** START OF Exercise input **

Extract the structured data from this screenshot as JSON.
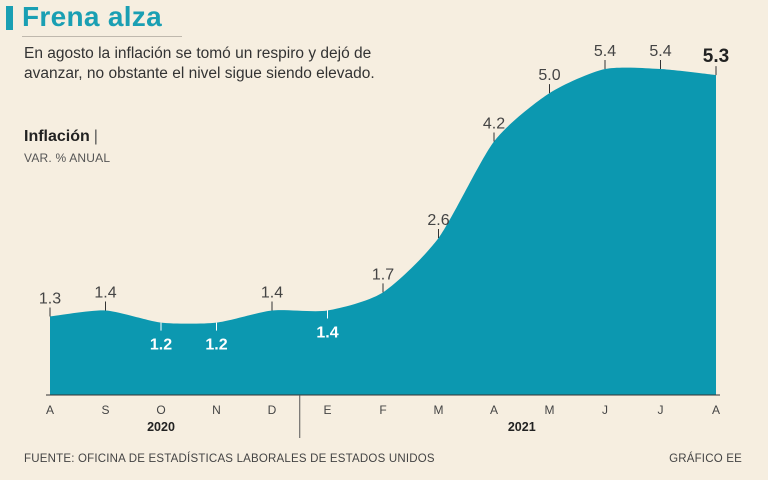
{
  "header": {
    "title": "Frena alza",
    "subtitle": "En agosto la inflación se tomó un respiro y dejó de avanzar, no obstante el nivel sigue siendo elevado.",
    "measure": "Inflación",
    "measure_sep": "|",
    "unit": "VAR. % ANUAL"
  },
  "footer": {
    "source": "FUENTE: OFICINA DE ESTADÍSTICAS LABORALES DE ESTADOS UNIDOS",
    "credit": "GRÁFICO EE"
  },
  "colors": {
    "accent": "#1a9fb3",
    "area": "#0c98b0",
    "background": "#f6eee0"
  },
  "chart_data": {
    "type": "area",
    "title": "Inflación",
    "ylabel": "VAR. % ANUAL",
    "xlabel": "",
    "ylim": [
      0,
      6
    ],
    "categories": [
      "A",
      "S",
      "O",
      "N",
      "D",
      "E",
      "F",
      "M",
      "A",
      "M",
      "J",
      "J",
      "A"
    ],
    "values": [
      1.3,
      1.4,
      1.2,
      1.2,
      1.4,
      1.4,
      1.7,
      2.6,
      4.2,
      5.0,
      5.4,
      5.4,
      5.3
    ],
    "data_labels": [
      "1.3",
      "1.4",
      "1.2",
      "1.2",
      "1.4",
      "1.4",
      "1.7",
      "2.6",
      "4.2",
      "5.0",
      "5.4",
      "5.4",
      "5.3"
    ],
    "label_position": [
      "above",
      "above",
      "inside",
      "inside",
      "above",
      "inside",
      "above",
      "above",
      "above",
      "above",
      "above",
      "above",
      "above-bold"
    ],
    "years": [
      {
        "label": "2020",
        "from": 0,
        "to": 4
      },
      {
        "label": "2021",
        "from": 5,
        "to": 12
      }
    ],
    "grid": false,
    "legend": "none"
  }
}
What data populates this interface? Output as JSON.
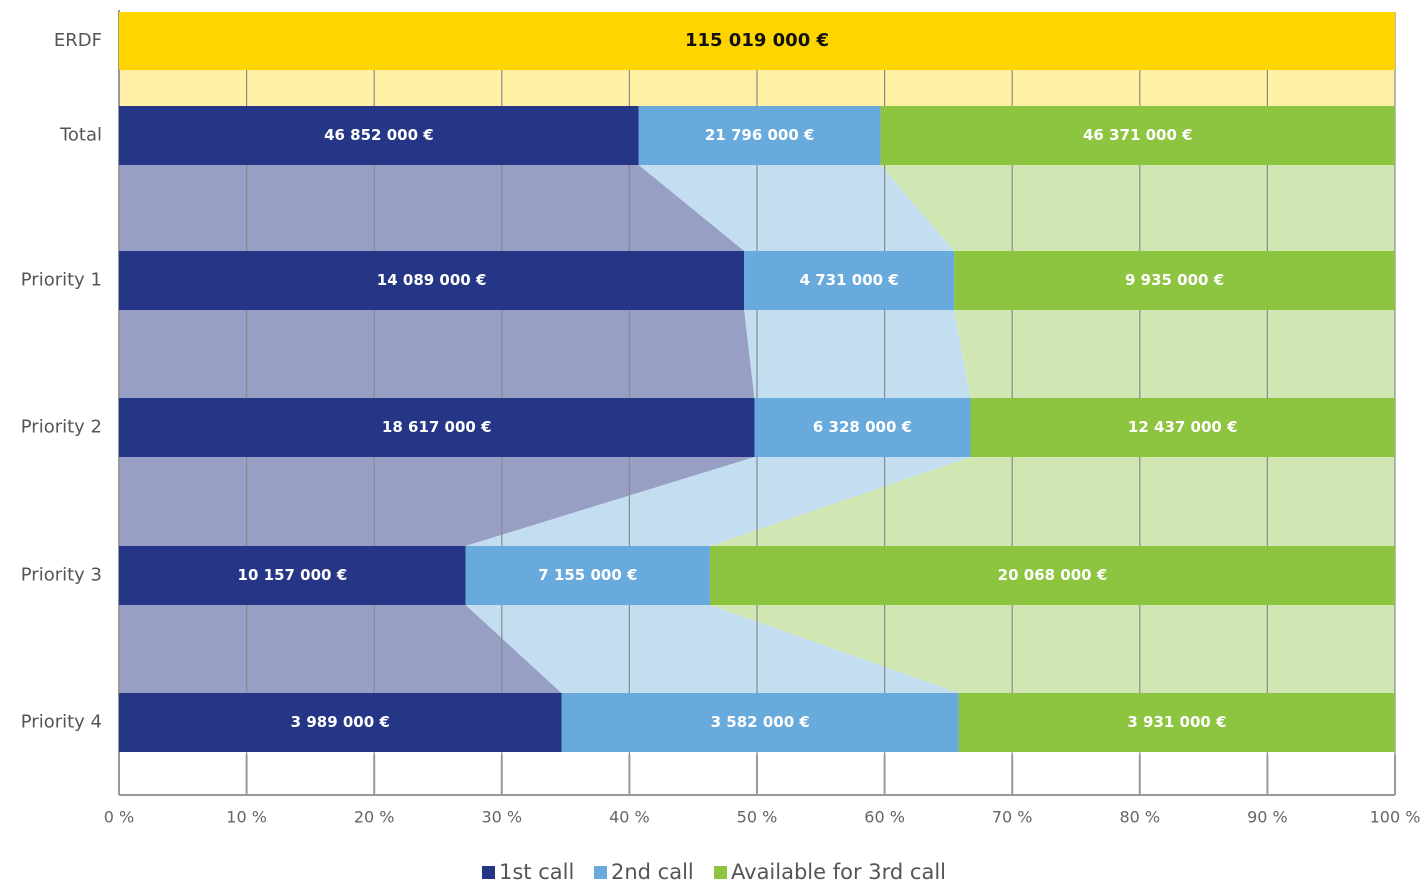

** END OF Exercise input **

Task to complete:
Copy every record above exactly, leaving out the pictures.

Expected answer:
Extract the structured data from this screenshot as JSON.
{
  "header": {
    "title": "Frena alza",
    "subtitle": "En agosto la inflación se tomó un respiro y dejó de avanzar, no obstante el nivel sigue siendo elevado.",
    "measure": "Inflación",
    "measure_sep": "|",
    "unit": "VAR. % ANUAL"
  },
  "footer": {
    "source": "FUENTE: OFICINA DE ESTADÍSTICAS LABORALES DE ESTADOS UNIDOS",
    "credit": "GRÁFICO EE"
  },
  "colors": {
    "accent": "#1a9fb3",
    "area": "#0c98b0",
    "background": "#f6eee0"
  },
  "chart_data": {
    "type": "area",
    "title": "Inflación",
    "ylabel": "VAR. % ANUAL",
    "xlabel": "",
    "ylim": [
      0,
      6
    ],
    "categories": [
      "A",
      "S",
      "O",
      "N",
      "D",
      "E",
      "F",
      "M",
      "A",
      "M",
      "J",
      "J",
      "A"
    ],
    "values": [
      1.3,
      1.4,
      1.2,
      1.2,
      1.4,
      1.4,
      1.7,
      2.6,
      4.2,
      5.0,
      5.4,
      5.4,
      5.3
    ],
    "data_labels": [
      "1.3",
      "1.4",
      "1.2",
      "1.2",
      "1.4",
      "1.4",
      "1.7",
      "2.6",
      "4.2",
      "5.0",
      "5.4",
      "5.4",
      "5.3"
    ],
    "label_position": [
      "above",
      "above",
      "inside",
      "inside",
      "above",
      "inside",
      "above",
      "above",
      "above",
      "above",
      "above",
      "above",
      "above-bold"
    ],
    "years": [
      {
        "label": "2020",
        "from": 0,
        "to": 4
      },
      {
        "label": "2021",
        "from": 5,
        "to": 12
      }
    ],
    "grid": false,
    "legend": "none"
  }
}
What data populates this interface? Output as JSON.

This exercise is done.